◆ **SET PROBLEM**: Retype the complete listing exactly as it appears.

◆ **Extracts from a graphics dataset**:
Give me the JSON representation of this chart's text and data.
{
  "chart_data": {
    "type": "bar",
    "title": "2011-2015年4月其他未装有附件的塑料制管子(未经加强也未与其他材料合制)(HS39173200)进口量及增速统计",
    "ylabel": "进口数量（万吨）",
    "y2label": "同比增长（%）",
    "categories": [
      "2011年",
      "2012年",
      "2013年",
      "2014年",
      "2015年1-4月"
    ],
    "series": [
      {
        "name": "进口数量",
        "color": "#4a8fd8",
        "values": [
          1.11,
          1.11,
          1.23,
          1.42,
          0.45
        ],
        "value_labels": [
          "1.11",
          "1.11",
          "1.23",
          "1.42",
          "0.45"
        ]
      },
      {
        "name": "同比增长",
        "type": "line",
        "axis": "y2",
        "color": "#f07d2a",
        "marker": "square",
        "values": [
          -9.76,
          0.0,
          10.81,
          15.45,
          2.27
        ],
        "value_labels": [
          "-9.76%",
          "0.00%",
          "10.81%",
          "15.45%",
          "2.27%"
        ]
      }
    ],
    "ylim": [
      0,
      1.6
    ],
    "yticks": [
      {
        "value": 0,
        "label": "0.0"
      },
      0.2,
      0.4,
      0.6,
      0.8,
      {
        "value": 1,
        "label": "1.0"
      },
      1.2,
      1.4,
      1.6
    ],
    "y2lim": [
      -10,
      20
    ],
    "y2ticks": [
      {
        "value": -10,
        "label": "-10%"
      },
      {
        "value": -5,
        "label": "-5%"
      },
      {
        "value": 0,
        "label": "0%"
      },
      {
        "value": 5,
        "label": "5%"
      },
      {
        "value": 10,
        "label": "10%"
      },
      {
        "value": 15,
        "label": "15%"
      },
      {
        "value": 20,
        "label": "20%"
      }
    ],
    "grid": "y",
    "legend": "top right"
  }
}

◆ **CORRECT OUTPUT**:
Give me the JSON representation of this chart's text and data.
{
  "chart_data": {
    "type": "bar",
    "title": "2011-2015年4月其他未装有附件的塑料制管子(未经加强也未与其他材料合制)(HS39173200)进口量及增速统计",
    "ylabel": "进口数量（万吨）",
    "y2label": "同比增长（%）",
    "categories": [
      "2011年",
      "2012年",
      "2013年",
      "2014年",
      "2015年1-4月"
    ],
    "series": [
      {
        "name": "进口数量",
        "color": "#4a8fd8",
        "values": [
          1.11,
          1.11,
          1.23,
          1.42,
          0.45
        ],
        "value_labels": [
          "1.11",
          "1.11",
          "1.23",
          "1.42",
          "0.45"
        ]
      },
      {
        "name": "同比增长",
        "type": "line",
        "axis": "y2",
        "color": "#f07d2a",
        "marker": "square",
        "values": [
          -9.76,
          0.0,
          10.81,
          15.45,
          2.27
        ],
        "value_labels": [
          "-9.76%",
          "0.00%",
          "10.81%",
          "15.45%",
          "2.27%"
        ]
      }
    ],
    "ylim": [
      0,
      1.6
    ],
    "yticks": [
      {
        "value": 0,
        "label": "0.0"
      },
      0.2,
      0.4,
      0.6,
      0.8,
      {
        "value": 1,
        "label": "1.0"
      },
      1.2,
      1.4,
      1.6
    ],
    "y2lim": [
      -10,
      20
    ],
    "y2ticks": [
      {
        "value": -10,
        "label": "-10%"
      },
      {
        "value": -5,
        "label": "-5%"
      },
      {
        "value": 0,
        "label": "0%"
      },
      {
        "value": 5,
        "label": "5%"
      },
      {
        "value": 10,
        "label": "10%"
      },
      {
        "value": 15,
        "label": "15%"
      },
      {
        "value": 20,
        "label": "20%"
      }
    ],
    "grid": "y",
    "legend": "top right"
  }
}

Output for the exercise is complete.